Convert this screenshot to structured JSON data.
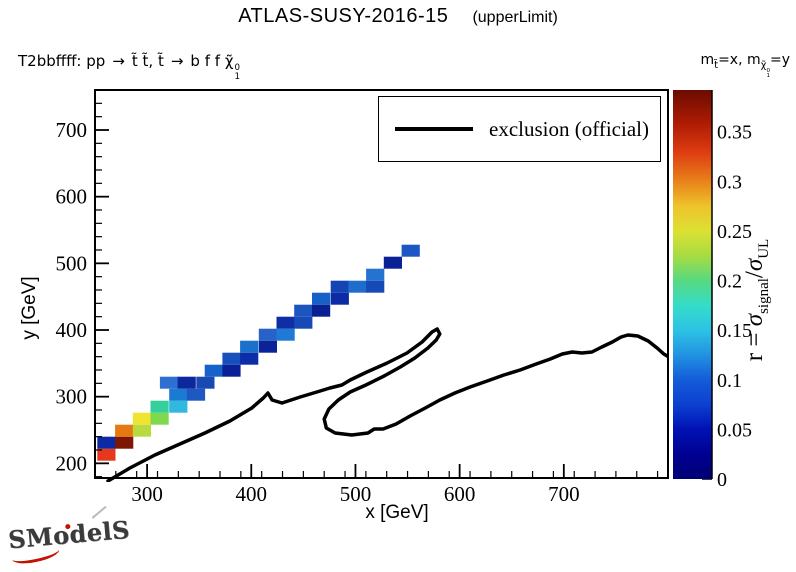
{
  "header": {
    "title": "ATLAS-SUSY-2016-15",
    "subtitle": "(upperLimit)"
  },
  "process_label": {
    "prefix": "T2bbffff: pp",
    "arrow1": "→",
    "stops": "t̃ t̃, t̃",
    "arrow2": "→",
    "decay": "b f f",
    "chi": "χ̃",
    "chi_sup": "0",
    "chi_sub": "1"
  },
  "axis_note": {
    "m1": "m",
    "m1_sub": "t̃",
    "mid": "=x,  ",
    "m2": "m",
    "m2_sub": "χ̃",
    "m2_sub_sup": "0",
    "m2_sub_sub": "1",
    "end": "=y"
  },
  "legend": {
    "label": "exclusion (official)"
  },
  "colorbar_title": {
    "prefix": "r = ",
    "sigma1": "σ",
    "sub1": "signal",
    "slash": "/",
    "sigma2": "σ",
    "sub2": "UL"
  },
  "logo": {
    "text": "SModelS"
  },
  "chart_data": {
    "type": "heatmap",
    "title": "ATLAS-SUSY-2016-15 (upperLimit)",
    "xlabel": "x [GeV]",
    "ylabel": "y [GeV]",
    "zlabel": "r = σ_signal/σ_UL",
    "xlim": [
      250,
      800
    ],
    "ylim": [
      178,
      760
    ],
    "zlim": [
      0,
      0.392
    ],
    "xticks": [
      300,
      400,
      500,
      600,
      700
    ],
    "yticks": [
      200,
      300,
      400,
      500,
      600,
      700
    ],
    "x_minor_step": 20,
    "y_minor_step": 20,
    "grid": false,
    "legend_position": "top-inside",
    "colorbar_ticks": [
      0,
      0.05,
      0.1,
      0.15,
      0.2,
      0.25,
      0.3,
      0.35
    ],
    "colorbar_tick_labels": [
      "0",
      "0.05",
      "0.1",
      "0.15",
      "0.2",
      "0.25",
      "0.3",
      "0.35"
    ],
    "colorbar_stops": [
      [
        0.0,
        "#000074"
      ],
      [
        0.06,
        "#000090"
      ],
      [
        0.128,
        "#0011b4"
      ],
      [
        0.19,
        "#0c3fd0"
      ],
      [
        0.255,
        "#135cd8"
      ],
      [
        0.32,
        "#2293e2"
      ],
      [
        0.383,
        "#2cc3e4"
      ],
      [
        0.446,
        "#35dcc8"
      ],
      [
        0.51,
        "#56d981"
      ],
      [
        0.574,
        "#a8dc41"
      ],
      [
        0.638,
        "#dce033"
      ],
      [
        0.702,
        "#eec32b"
      ],
      [
        0.765,
        "#e8821a"
      ],
      [
        0.842,
        "#dd3b12"
      ],
      [
        0.918,
        "#ab1a03"
      ],
      [
        1.0,
        "#6b0c00"
      ]
    ],
    "cell_size": {
      "x": 17.5,
      "y": 18
    },
    "cells": [
      [
        261,
        213,
        "#e6391b",
        0.36
      ],
      [
        261,
        231,
        "#0c2aa6",
        0.04
      ],
      [
        278,
        231,
        "#7e1604",
        0.39
      ],
      [
        278,
        249,
        "#e6790f",
        0.31
      ],
      [
        295,
        249,
        "#b8dc40",
        0.25
      ],
      [
        295,
        267,
        "#eee431",
        0.27
      ],
      [
        312,
        267,
        "#7fd84e",
        0.23
      ],
      [
        312,
        285,
        "#35cf9e",
        0.19
      ],
      [
        330,
        285,
        "#2fb9df",
        0.16
      ],
      [
        330,
        303,
        "#1b7ad2",
        0.12
      ],
      [
        347,
        303,
        "#2058c2",
        0.09
      ],
      [
        321,
        321,
        "#2e6fd2",
        0.11
      ],
      [
        338,
        321,
        "#0d289c",
        0.04
      ],
      [
        356,
        321,
        "#1b49b4",
        0.07
      ],
      [
        364,
        339,
        "#1563ca",
        0.1
      ],
      [
        381,
        339,
        "#0a2096",
        0.03
      ],
      [
        381,
        357,
        "#1750ba",
        0.08
      ],
      [
        398,
        357,
        "#0c2da8",
        0.05
      ],
      [
        398,
        375,
        "#1a70cb",
        0.11
      ],
      [
        416,
        375,
        "#0b2398",
        0.03
      ],
      [
        416,
        393,
        "#2862c8",
        0.1
      ],
      [
        433,
        393,
        "#1e7ad4",
        0.12
      ],
      [
        433,
        411,
        "#0e2ea6",
        0.04
      ],
      [
        450,
        411,
        "#174ab6",
        0.07
      ],
      [
        450,
        429,
        "#1c55c0",
        0.08
      ],
      [
        467,
        429,
        "#0a1f92",
        0.03
      ],
      [
        467,
        447,
        "#1660c8",
        0.1
      ],
      [
        485,
        447,
        "#0d2ba4",
        0.04
      ],
      [
        485,
        465,
        "#1346b2",
        0.06
      ],
      [
        502,
        465,
        "#1e6ccc",
        0.11
      ],
      [
        519,
        465,
        "#174ab6",
        0.07
      ],
      [
        519,
        483,
        "#2473d2",
        0.11
      ],
      [
        536,
        501,
        "#0a2096",
        0.03
      ],
      [
        553,
        519,
        "#1d55c4",
        0.08
      ]
    ],
    "exclusion_curve": [
      [
        262.5,
        173.5
      ],
      [
        283.5,
        193
      ],
      [
        307.5,
        212.5
      ],
      [
        331.5,
        229
      ],
      [
        355.5,
        245.5
      ],
      [
        379.5,
        263.5
      ],
      [
        400.5,
        283
      ],
      [
        411.5,
        298
      ],
      [
        416,
        305.5
      ],
      [
        420,
        295
      ],
      [
        429.5,
        290.5
      ],
      [
        447,
        299.5
      ],
      [
        463,
        307
      ],
      [
        475.5,
        313
      ],
      [
        487,
        317.5
      ],
      [
        495,
        325
      ],
      [
        511,
        337
      ],
      [
        530.5,
        350.5
      ],
      [
        549.5,
        365.5
      ],
      [
        564,
        382
      ],
      [
        573.5,
        397
      ],
      [
        578.5,
        401.5
      ],
      [
        581,
        394
      ],
      [
        577.5,
        385
      ],
      [
        569.5,
        373
      ],
      [
        557,
        358
      ],
      [
        543,
        344.5
      ],
      [
        527.5,
        331
      ],
      [
        510,
        317.5
      ],
      [
        495,
        307
      ],
      [
        483.5,
        295
      ],
      [
        474.5,
        281.5
      ],
      [
        470,
        266.5
      ],
      [
        472,
        253
      ],
      [
        480.5,
        245.5
      ],
      [
        496.5,
        242.5
      ],
      [
        512,
        245.5
      ],
      [
        518,
        251.5
      ],
      [
        526.5,
        251.5
      ],
      [
        539,
        259
      ],
      [
        552.5,
        271
      ],
      [
        567,
        283
      ],
      [
        581,
        295
      ],
      [
        595.5,
        305.5
      ],
      [
        610,
        314.5
      ],
      [
        626.5,
        323.5
      ],
      [
        642.5,
        332.5
      ],
      [
        658,
        340
      ],
      [
        673.5,
        349
      ],
      [
        687,
        356.5
      ],
      [
        698.5,
        364
      ],
      [
        708,
        367
      ],
      [
        717.5,
        365.5
      ],
      [
        727,
        367
      ],
      [
        736.5,
        374.5
      ],
      [
        746.5,
        382
      ],
      [
        755,
        389.5
      ],
      [
        761.5,
        392.5
      ],
      [
        771,
        391
      ],
      [
        781,
        383.5
      ],
      [
        789.5,
        373
      ],
      [
        796,
        364
      ],
      [
        801,
        359.5
      ]
    ]
  }
}
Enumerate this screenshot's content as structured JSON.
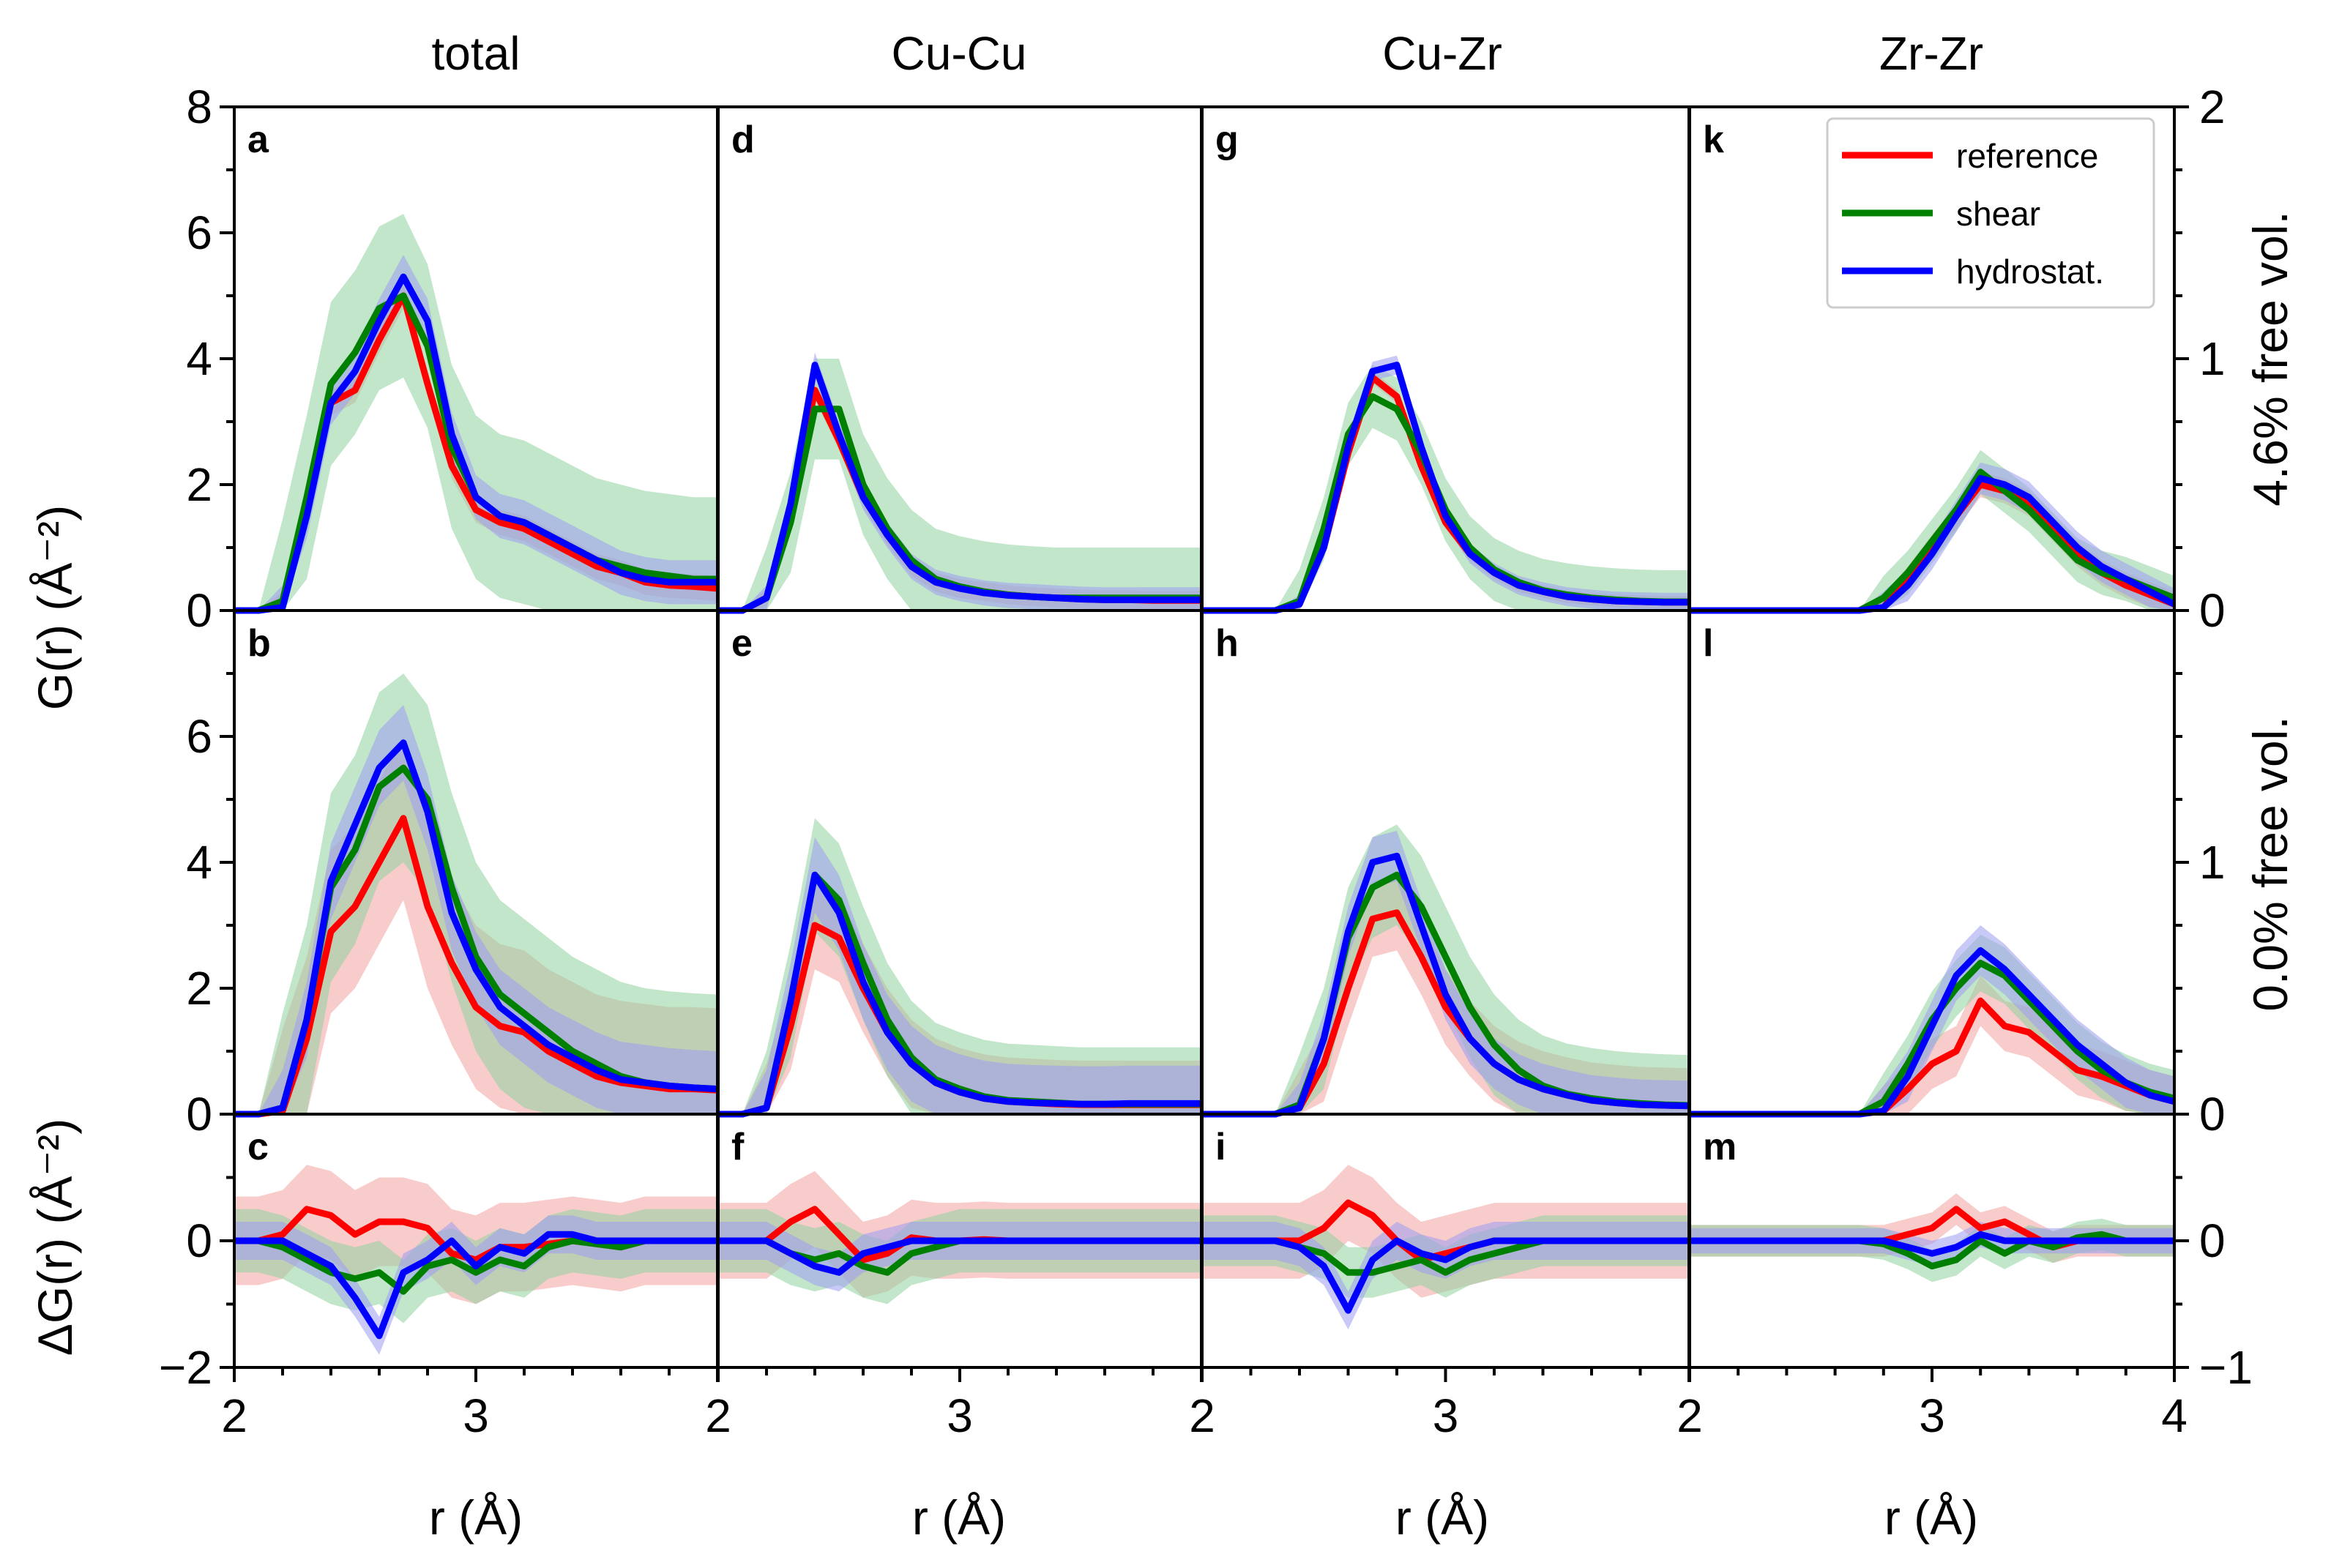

GOAL OF THE EXERCISE ▸
Quote the records in their entirety, keeping the wording exact and excluding pictures.

ANSWER ▸
Convert this screenshot to structured JSON data.
{
  "header": {
    "title": "ATLAS-SUSY-2016-15",
    "subtitle": "(upperLimit)"
  },
  "process_label": {
    "prefix": "T2bbffff: pp",
    "arrow1": "→",
    "stops": "t̃ t̃, t̃",
    "arrow2": "→",
    "decay": "b f f",
    "chi": "χ̃",
    "chi_sup": "0",
    "chi_sub": "1"
  },
  "axis_note": {
    "m1": "m",
    "m1_sub": "t̃",
    "mid": "=x,  ",
    "m2": "m",
    "m2_sub": "χ̃",
    "m2_sub_sup": "0",
    "m2_sub_sub": "1",
    "end": "=y"
  },
  "legend": {
    "label": "exclusion (official)"
  },
  "colorbar_title": {
    "prefix": "r = ",
    "sigma1": "σ",
    "sub1": "signal",
    "slash": "/",
    "sigma2": "σ",
    "sub2": "UL"
  },
  "logo": {
    "text": "SModelS"
  },
  "chart_data": {
    "type": "heatmap",
    "title": "ATLAS-SUSY-2016-15 (upperLimit)",
    "xlabel": "x [GeV]",
    "ylabel": "y [GeV]",
    "zlabel": "r = σ_signal/σ_UL",
    "xlim": [
      250,
      800
    ],
    "ylim": [
      178,
      760
    ],
    "zlim": [
      0,
      0.392
    ],
    "xticks": [
      300,
      400,
      500,
      600,
      700
    ],
    "yticks": [
      200,
      300,
      400,
      500,
      600,
      700
    ],
    "x_minor_step": 20,
    "y_minor_step": 20,
    "grid": false,
    "legend_position": "top-inside",
    "colorbar_ticks": [
      0,
      0.05,
      0.1,
      0.15,
      0.2,
      0.25,
      0.3,
      0.35
    ],
    "colorbar_tick_labels": [
      "0",
      "0.05",
      "0.1",
      "0.15",
      "0.2",
      "0.25",
      "0.3",
      "0.35"
    ],
    "colorbar_stops": [
      [
        0.0,
        "#000074"
      ],
      [
        0.06,
        "#000090"
      ],
      [
        0.128,
        "#0011b4"
      ],
      [
        0.19,
        "#0c3fd0"
      ],
      [
        0.255,
        "#135cd8"
      ],
      [
        0.32,
        "#2293e2"
      ],
      [
        0.383,
        "#2cc3e4"
      ],
      [
        0.446,
        "#35dcc8"
      ],
      [
        0.51,
        "#56d981"
      ],
      [
        0.574,
        "#a8dc41"
      ],
      [
        0.638,
        "#dce033"
      ],
      [
        0.702,
        "#eec32b"
      ],
      [
        0.765,
        "#e8821a"
      ],
      [
        0.842,
        "#dd3b12"
      ],
      [
        0.918,
        "#ab1a03"
      ],
      [
        1.0,
        "#6b0c00"
      ]
    ],
    "cell_size": {
      "x": 17.5,
      "y": 18
    },
    "cells": [
      [
        261,
        213,
        "#e6391b",
        0.36
      ],
      [
        261,
        231,
        "#0c2aa6",
        0.04
      ],
      [
        278,
        231,
        "#7e1604",
        0.39
      ],
      [
        278,
        249,
        "#e6790f",
        0.31
      ],
      [
        295,
        249,
        "#b8dc40",
        0.25
      ],
      [
        295,
        267,
        "#eee431",
        0.27
      ],
      [
        312,
        267,
        "#7fd84e",
        0.23
      ],
      [
        312,
        285,
        "#35cf9e",
        0.19
      ],
      [
        330,
        285,
        "#2fb9df",
        0.16
      ],
      [
        330,
        303,
        "#1b7ad2",
        0.12
      ],
      [
        347,
        303,
        "#2058c2",
        0.09
      ],
      [
        321,
        321,
        "#2e6fd2",
        0.11
      ],
      [
        338,
        321,
        "#0d289c",
        0.04
      ],
      [
        356,
        321,
        "#1b49b4",
        0.07
      ],
      [
        364,
        339,
        "#1563ca",
        0.1
      ],
      [
        381,
        339,
        "#0a2096",
        0.03
      ],
      [
        381,
        357,
        "#1750ba",
        0.08
      ],
      [
        398,
        357,
        "#0c2da8",
        0.05
      ],
      [
        398,
        375,
        "#1a70cb",
        0.11
      ],
      [
        416,
        375,
        "#0b2398",
        0.03
      ],
      [
        416,
        393,
        "#2862c8",
        0.1
      ],
      [
        433,
        393,
        "#1e7ad4",
        0.12
      ],
      [
        433,
        411,
        "#0e2ea6",
        0.04
      ],
      [
        450,
        411,
        "#174ab6",
        0.07
      ],
      [
        450,
        429,
        "#1c55c0",
        0.08
      ],
      [
        467,
        429,
        "#0a1f92",
        0.03
      ],
      [
        467,
        447,
        "#1660c8",
        0.1
      ],
      [
        485,
        447,
        "#0d2ba4",
        0.04
      ],
      [
        485,
        465,
        "#1346b2",
        0.06
      ],
      [
        502,
        465,
        "#1e6ccc",
        0.11
      ],
      [
        519,
        465,
        "#174ab6",
        0.07
      ],
      [
        519,
        483,
        "#2473d2",
        0.11
      ],
      [
        536,
        501,
        "#0a2096",
        0.03
      ],
      [
        553,
        519,
        "#1d55c4",
        0.08
      ]
    ],
    "exclusion_curve": [
      [
        262.5,
        173.5
      ],
      [
        283.5,
        193
      ],
      [
        307.5,
        212.5
      ],
      [
        331.5,
        229
      ],
      [
        355.5,
        245.5
      ],
      [
        379.5,
        263.5
      ],
      [
        400.5,
        283
      ],
      [
        411.5,
        298
      ],
      [
        416,
        305.5
      ],
      [
        420,
        295
      ],
      [
        429.5,
        290.5
      ],
      [
        447,
        299.5
      ],
      [
        463,
        307
      ],
      [
        475.5,
        313
      ],
      [
        487,
        317.5
      ],
      [
        495,
        325
      ],
      [
        511,
        337
      ],
      [
        530.5,
        350.5
      ],
      [
        549.5,
        365.5
      ],
      [
        564,
        382
      ],
      [
        573.5,
        397
      ],
      [
        578.5,
        401.5
      ],
      [
        581,
        394
      ],
      [
        577.5,
        385
      ],
      [
        569.5,
        373
      ],
      [
        557,
        358
      ],
      [
        543,
        344.5
      ],
      [
        527.5,
        331
      ],
      [
        510,
        317.5
      ],
      [
        495,
        307
      ],
      [
        483.5,
        295
      ],
      [
        474.5,
        281.5
      ],
      [
        470,
        266.5
      ],
      [
        472,
        253
      ],
      [
        480.5,
        245.5
      ],
      [
        496.5,
        242.5
      ],
      [
        512,
        245.5
      ],
      [
        518,
        251.5
      ],
      [
        526.5,
        251.5
      ],
      [
        539,
        259
      ],
      [
        552.5,
        271
      ],
      [
        567,
        283
      ],
      [
        581,
        295
      ],
      [
        595.5,
        305.5
      ],
      [
        610,
        314.5
      ],
      [
        626.5,
        323.5
      ],
      [
        642.5,
        332.5
      ],
      [
        658,
        340
      ],
      [
        673.5,
        349
      ],
      [
        687,
        356.5
      ],
      [
        698.5,
        364
      ],
      [
        708,
        367
      ],
      [
        717.5,
        365.5
      ],
      [
        727,
        367
      ],
      [
        736.5,
        374.5
      ],
      [
        746.5,
        382
      ],
      [
        755,
        389.5
      ],
      [
        761.5,
        392.5
      ],
      [
        771,
        391
      ],
      [
        781,
        383.5
      ],
      [
        789.5,
        373
      ],
      [
        796,
        364
      ],
      [
        801,
        359.5
      ]
    ]
  }
}
Enumerate this screenshot's content as structured JSON.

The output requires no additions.